QUOTED PASSAGE —

Studio album by Fedde le Grand
- Released: 14 September 2009
- Recorded: 2007–2009
- Genre: House, electro house
- Length: 54:19
- Label: Flamingo Recordings, Lifted House
- Producer: Fedde le Grand; Robin M; Funkerman; Raf Jansen; Christian von Staffeldt; Patric La Funk;

Fedde le Grand chronology
| Sessions (2007) | Output (2009) | Something Real (2016) |

Singles from Output
- "3 Minutes to Explain" Released: 13 August 2008; "Scared of Me" Released: 18 May 2009; "Output" Released: 24 July 2009; "Let Me Be Real" Released: 28 August 2009; "Back & Forth" Released: 26 February 2010; "New Life" Released: 31 May 2010;

= Output (album) =

Output is the debut album by Dutch DJ and producer Fedde le Grand. Fedde produced all songs on the album with co-production from Robin M, Funkerman, Raf Jansen, Christian von Staffeldt and Patric La Funk.

AVAILABLE DATA —
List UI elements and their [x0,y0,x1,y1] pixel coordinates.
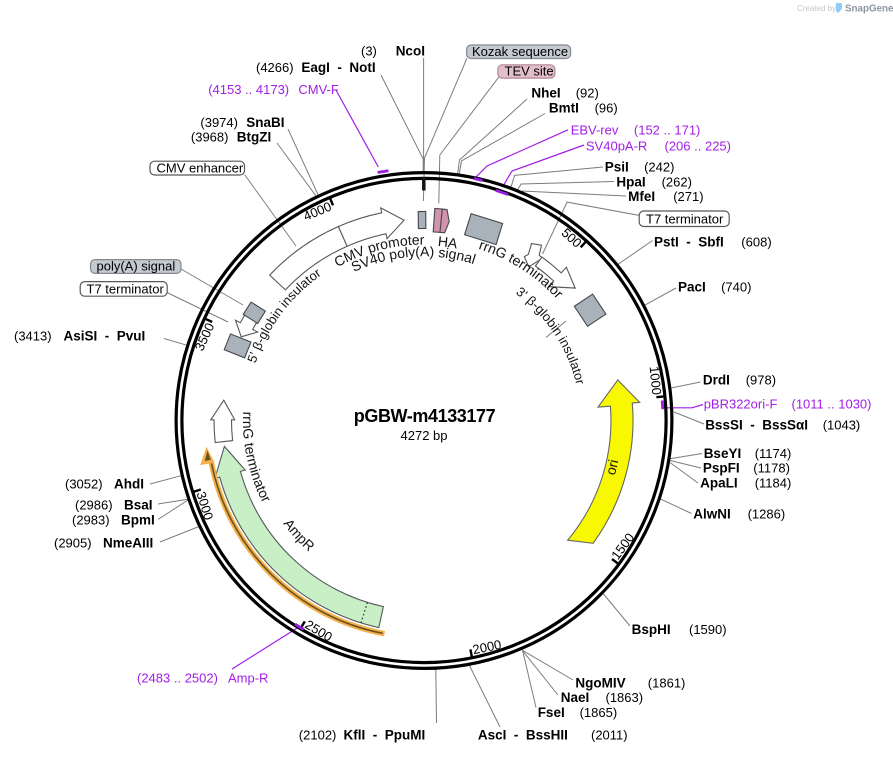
svg-text:AscI - BssHII: AscI - BssHII [478,728,568,743]
svg-text:(4153 .. 4173): (4153 .. 4173) [208,82,289,97]
svg-text:BssSI - BssSαI: BssSI - BssSαI [705,418,808,433]
svg-text:NgoMIV: NgoMIV [575,676,625,691]
svg-text:ApaLI: ApaLI [700,476,738,491]
svg-text:Amp-R: Amp-R [228,671,268,686]
svg-text:(242): (242) [644,160,674,175]
svg-text:2000: 2000 [471,637,502,657]
svg-text:ori: ori [602,458,621,477]
svg-text:(271): (271) [673,189,703,204]
svg-text:Kozak sequence: Kozak sequence [472,44,568,59]
svg-text:(4266): (4266) [256,60,294,75]
svg-text:(1184): (1184) [755,476,792,491]
svg-text:(2983): (2983) [72,513,110,528]
svg-text:(2483 .. 2502): (2483 .. 2502) [137,671,218,686]
svg-text:T7 terminator: T7 terminator [87,281,165,296]
svg-text:(206 .. 225): (206 .. 225) [665,139,732,154]
svg-text:pBR322ori-F: pBR322ori-F [704,397,778,412]
svg-text:KflI - PpuMI: KflI - PpuMI [344,728,426,743]
svg-text:BseYI: BseYI [704,446,742,461]
svg-text:TEV site: TEV site [505,64,554,79]
svg-text:AhdI: AhdI [114,477,144,492]
svg-text:Created by: Created by [797,4,836,13]
svg-text:(3974): (3974) [200,115,238,130]
svg-text:SnapGene: SnapGene [845,4,893,15]
svg-text:(1174): (1174) [755,446,792,461]
svg-text:AsiSI - PvuI: AsiSI - PvuI [64,329,146,344]
svg-text:(2011): (2011) [591,728,628,743]
svg-text:BspHI: BspHI [632,622,671,637]
svg-text:poly(A) signal: poly(A) signal [97,259,176,274]
svg-text:EagI - NotI: EagI - NotI [301,60,375,75]
svg-text:(1043): (1043) [823,418,861,433]
svg-text:(2102): (2102) [299,728,337,743]
svg-text:(2905): (2905) [54,536,92,551]
svg-text:(1861): (1861) [648,676,686,691]
svg-text:BsaI: BsaI [124,498,153,513]
svg-text:(3): (3) [361,44,377,59]
svg-text:(3052): (3052) [65,477,103,492]
svg-text:(3413): (3413) [14,329,52,344]
svg-text:DrdI: DrdI [703,373,730,388]
svg-text:CMV-F: CMV-F [298,82,339,97]
svg-text:(2986): (2986) [75,498,113,513]
svg-text:EBV-rev: EBV-rev [571,123,619,138]
svg-text:(96): (96) [595,101,618,116]
svg-text:4272 bp: 4272 bp [401,428,448,443]
svg-text:SV40pA-R: SV40pA-R [586,139,647,154]
svg-text:(3968): (3968) [191,130,229,145]
svg-text:BmtI: BmtI [549,101,579,116]
svg-text:(740): (740) [721,280,751,295]
svg-text:SnaBI: SnaBI [246,115,284,130]
svg-text:1000: 1000 [647,365,665,395]
svg-text:BpmI: BpmI [121,513,155,528]
svg-text:NcoI: NcoI [396,44,425,59]
svg-text:PspFI: PspFI [703,461,740,476]
svg-text:(608): (608) [741,235,771,250]
svg-text:(152 .. 171): (152 .. 171) [634,123,701,138]
svg-text:(1286): (1286) [748,507,786,522]
svg-text:HA: HA [437,233,459,252]
svg-text:PsiI: PsiI [605,160,629,175]
svg-text:PacI: PacI [678,280,706,295]
svg-text:NheI: NheI [531,86,560,101]
svg-text:NaeI: NaeI [561,690,590,705]
svg-text:(1863): (1863) [606,690,644,705]
svg-text:(978): (978) [746,373,776,388]
svg-text:(92): (92) [576,86,599,101]
svg-text:HpaI: HpaI [616,175,645,190]
svg-text:(1011 .. 1030): (1011 .. 1030) [792,397,872,412]
svg-text:(1590): (1590) [689,622,727,637]
svg-text:FseI: FseI [538,705,565,720]
svg-text:MfeI: MfeI [628,189,655,204]
svg-text:pGBW-m4133177: pGBW-m4133177 [354,406,496,426]
svg-text:T7 terminator: T7 terminator [646,211,724,226]
svg-text:(262): (262) [662,175,692,190]
svg-text:AlwNI: AlwNI [693,507,731,522]
svg-text:(1178): (1178) [753,461,790,476]
svg-text:PstI - SbfI: PstI - SbfI [654,235,724,250]
svg-text:NmeAIII: NmeAIII [103,536,153,551]
svg-text:CMV enhancer: CMV enhancer [157,160,244,175]
svg-text:(1865): (1865) [580,705,618,720]
svg-text:BtgZI: BtgZI [237,130,271,145]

DIRECTION 1 —
Answer these from the text about the album Output:
(a) On what date was the album released?
(b) Which labels released it?
(c) Which single came out on 18 May 2009?
DIRECTION 2 — In the entries, switch "ApaLI" to "ApaI" from the line with "svg-text:AscI - BssHII: AscI" to the line with "svg-text:Amp-R: Amp-R [228,671,268,686]", and return only those lines with everything else unchanged.

FINISHED ANSWER 1 —
(a) 14 September 2009
(b) Flamingo Recordings and Lifted House
(c) "Scared of Me"

FINISHED ANSWER 2 —
svg-text:AscI - BssHII: AscI - BssHII [478,728,568,743]
svg-text:(4153 .. 4173): (4153 .. 4173) [208,82,289,97]
svg-text:BssSI - BssSαI: BssSI - BssSαI [705,418,808,433]
svg-text:NgoMIV: NgoMIV [575,676,625,691]
svg-text:ApaI: ApaI [700,476,738,491]
svg-text:Amp-R: Amp-R [228,671,268,686]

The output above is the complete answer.